● TASK DETAILS: Locate all lines with the word "Last". Copy them.

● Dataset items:
****************************************
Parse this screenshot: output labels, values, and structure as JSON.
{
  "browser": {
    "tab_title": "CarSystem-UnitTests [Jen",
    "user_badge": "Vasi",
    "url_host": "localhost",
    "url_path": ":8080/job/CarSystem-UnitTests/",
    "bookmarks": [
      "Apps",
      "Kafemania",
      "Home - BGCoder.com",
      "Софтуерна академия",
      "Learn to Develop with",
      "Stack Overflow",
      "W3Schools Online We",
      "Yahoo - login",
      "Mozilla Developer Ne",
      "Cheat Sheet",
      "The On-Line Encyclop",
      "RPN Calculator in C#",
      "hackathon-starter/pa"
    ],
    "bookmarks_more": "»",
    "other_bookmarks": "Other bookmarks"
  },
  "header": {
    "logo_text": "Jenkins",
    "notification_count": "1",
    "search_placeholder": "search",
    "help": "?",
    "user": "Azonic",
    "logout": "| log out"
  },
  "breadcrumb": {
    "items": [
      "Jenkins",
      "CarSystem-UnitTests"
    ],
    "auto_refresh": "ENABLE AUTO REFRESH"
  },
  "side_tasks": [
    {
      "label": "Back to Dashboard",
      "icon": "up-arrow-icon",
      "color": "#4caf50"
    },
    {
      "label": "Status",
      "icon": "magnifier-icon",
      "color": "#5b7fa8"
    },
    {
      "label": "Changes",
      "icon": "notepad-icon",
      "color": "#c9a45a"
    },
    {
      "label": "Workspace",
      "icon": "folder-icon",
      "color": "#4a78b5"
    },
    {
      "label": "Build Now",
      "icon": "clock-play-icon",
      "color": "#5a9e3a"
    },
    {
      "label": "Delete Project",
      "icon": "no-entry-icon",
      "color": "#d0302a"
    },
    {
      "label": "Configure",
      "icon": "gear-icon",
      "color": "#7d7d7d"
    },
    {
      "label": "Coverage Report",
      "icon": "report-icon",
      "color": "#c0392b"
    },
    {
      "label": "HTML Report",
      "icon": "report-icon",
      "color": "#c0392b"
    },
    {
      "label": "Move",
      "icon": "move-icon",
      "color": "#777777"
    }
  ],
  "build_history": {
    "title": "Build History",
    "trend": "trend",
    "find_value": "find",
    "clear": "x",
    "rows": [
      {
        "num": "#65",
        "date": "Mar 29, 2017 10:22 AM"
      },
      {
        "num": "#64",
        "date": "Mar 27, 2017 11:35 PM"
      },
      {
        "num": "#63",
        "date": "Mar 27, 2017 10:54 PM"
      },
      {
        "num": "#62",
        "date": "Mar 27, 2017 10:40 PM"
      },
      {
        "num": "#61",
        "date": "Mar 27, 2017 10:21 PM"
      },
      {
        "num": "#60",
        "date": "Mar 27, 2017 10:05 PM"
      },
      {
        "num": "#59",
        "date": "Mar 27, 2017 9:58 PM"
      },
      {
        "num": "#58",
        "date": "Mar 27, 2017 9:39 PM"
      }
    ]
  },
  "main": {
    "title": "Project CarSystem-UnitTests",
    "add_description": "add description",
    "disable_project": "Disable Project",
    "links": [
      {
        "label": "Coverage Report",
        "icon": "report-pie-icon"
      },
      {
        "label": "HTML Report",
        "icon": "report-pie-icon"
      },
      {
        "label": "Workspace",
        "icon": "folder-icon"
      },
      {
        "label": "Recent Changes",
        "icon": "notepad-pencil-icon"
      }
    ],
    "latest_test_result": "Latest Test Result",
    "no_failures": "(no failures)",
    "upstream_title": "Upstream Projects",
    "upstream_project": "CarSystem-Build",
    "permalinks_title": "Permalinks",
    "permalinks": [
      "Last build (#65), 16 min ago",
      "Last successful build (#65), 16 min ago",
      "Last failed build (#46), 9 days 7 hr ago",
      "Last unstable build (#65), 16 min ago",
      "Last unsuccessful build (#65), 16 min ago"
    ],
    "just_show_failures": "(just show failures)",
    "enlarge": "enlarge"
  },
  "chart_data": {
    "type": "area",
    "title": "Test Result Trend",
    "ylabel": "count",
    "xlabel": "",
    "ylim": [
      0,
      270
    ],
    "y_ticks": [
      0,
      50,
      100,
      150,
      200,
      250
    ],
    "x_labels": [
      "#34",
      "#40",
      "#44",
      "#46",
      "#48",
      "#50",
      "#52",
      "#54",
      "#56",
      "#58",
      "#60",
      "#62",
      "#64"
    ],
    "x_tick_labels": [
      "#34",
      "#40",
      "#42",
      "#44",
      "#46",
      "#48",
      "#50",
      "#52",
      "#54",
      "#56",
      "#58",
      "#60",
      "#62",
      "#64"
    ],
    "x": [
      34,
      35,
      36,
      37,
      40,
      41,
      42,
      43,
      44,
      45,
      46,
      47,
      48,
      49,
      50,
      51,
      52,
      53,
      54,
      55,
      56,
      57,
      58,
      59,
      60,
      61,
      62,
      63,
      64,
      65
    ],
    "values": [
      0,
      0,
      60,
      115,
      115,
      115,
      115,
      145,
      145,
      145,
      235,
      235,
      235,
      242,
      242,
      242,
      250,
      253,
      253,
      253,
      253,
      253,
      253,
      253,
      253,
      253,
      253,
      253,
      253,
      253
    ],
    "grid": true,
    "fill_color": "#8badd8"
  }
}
****************************************
● SOLUTION TO THE PROBLEM:
      "Last build (#65), 16 min ago",
      "Last successful build (#65), 16 min ago",
      "Last failed build (#46), 9 days 7 hr ago",
      "Last unstable build (#65), 16 min ago",
      "Last unsuccessful build (#65), 16 min ago"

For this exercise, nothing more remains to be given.